═════ INPUT FOR THIS TASK ═════

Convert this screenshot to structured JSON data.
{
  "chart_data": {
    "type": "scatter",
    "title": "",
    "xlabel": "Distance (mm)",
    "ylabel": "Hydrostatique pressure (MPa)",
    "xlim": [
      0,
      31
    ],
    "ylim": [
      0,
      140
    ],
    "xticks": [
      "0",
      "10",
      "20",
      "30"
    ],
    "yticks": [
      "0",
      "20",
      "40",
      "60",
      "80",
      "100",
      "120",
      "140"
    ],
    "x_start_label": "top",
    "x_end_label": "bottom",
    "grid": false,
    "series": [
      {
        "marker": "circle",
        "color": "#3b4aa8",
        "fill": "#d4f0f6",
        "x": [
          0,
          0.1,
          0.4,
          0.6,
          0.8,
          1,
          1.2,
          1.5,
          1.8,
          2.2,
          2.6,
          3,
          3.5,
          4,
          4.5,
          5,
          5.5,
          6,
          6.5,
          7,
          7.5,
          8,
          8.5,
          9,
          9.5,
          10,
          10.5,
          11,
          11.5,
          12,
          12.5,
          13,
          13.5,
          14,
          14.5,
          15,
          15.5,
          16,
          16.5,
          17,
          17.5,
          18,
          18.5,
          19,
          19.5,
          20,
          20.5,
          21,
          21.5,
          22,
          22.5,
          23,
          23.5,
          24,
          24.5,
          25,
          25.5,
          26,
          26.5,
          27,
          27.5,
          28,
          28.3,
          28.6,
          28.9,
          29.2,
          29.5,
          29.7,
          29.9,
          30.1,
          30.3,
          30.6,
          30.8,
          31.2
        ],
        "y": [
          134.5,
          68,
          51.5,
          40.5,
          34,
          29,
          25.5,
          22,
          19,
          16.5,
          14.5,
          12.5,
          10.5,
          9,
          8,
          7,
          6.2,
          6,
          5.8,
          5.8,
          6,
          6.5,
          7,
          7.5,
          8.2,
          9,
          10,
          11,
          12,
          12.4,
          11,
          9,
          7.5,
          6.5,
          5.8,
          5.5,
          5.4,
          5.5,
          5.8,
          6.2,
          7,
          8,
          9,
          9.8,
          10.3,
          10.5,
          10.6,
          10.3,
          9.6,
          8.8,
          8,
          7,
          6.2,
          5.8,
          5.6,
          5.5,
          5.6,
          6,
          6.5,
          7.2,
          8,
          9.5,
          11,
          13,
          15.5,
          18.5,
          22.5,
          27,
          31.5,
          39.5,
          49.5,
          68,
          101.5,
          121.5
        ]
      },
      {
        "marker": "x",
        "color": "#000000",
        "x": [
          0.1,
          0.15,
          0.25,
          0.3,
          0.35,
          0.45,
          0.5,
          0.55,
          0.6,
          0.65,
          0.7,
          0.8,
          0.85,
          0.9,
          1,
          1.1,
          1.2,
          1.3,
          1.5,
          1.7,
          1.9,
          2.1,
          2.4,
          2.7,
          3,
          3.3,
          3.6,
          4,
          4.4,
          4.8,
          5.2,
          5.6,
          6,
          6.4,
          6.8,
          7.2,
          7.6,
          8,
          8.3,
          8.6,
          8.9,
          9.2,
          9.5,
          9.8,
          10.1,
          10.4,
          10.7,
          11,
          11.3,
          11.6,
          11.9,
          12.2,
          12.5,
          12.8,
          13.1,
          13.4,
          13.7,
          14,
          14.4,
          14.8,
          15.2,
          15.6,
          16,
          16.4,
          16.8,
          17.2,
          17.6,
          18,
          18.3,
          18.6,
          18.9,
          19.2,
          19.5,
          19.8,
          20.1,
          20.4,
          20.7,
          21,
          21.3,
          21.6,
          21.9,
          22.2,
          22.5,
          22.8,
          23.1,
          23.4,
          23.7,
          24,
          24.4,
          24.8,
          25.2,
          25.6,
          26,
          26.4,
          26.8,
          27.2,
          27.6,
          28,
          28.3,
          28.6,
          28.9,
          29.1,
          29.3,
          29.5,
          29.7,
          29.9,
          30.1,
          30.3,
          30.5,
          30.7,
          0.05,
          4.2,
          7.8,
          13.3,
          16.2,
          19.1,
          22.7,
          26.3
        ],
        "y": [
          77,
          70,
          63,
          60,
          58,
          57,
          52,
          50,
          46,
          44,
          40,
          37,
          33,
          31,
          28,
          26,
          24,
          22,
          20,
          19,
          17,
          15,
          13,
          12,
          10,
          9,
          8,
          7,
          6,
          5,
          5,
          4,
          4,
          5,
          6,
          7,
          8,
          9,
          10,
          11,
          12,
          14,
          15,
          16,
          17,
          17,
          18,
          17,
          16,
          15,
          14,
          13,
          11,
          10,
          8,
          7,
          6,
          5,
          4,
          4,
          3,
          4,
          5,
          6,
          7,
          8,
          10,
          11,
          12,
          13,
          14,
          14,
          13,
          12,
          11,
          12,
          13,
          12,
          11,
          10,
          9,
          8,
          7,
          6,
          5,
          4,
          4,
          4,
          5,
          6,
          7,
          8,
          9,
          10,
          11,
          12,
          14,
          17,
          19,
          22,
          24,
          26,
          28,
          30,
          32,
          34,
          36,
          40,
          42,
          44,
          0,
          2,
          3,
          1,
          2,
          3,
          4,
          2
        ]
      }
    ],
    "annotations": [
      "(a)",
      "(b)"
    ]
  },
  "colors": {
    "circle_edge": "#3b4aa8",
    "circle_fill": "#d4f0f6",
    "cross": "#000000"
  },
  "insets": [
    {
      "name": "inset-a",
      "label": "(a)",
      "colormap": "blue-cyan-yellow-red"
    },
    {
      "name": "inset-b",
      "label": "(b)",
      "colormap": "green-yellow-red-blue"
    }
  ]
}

═════

Report only how many lines in the entries contain "yellow".

2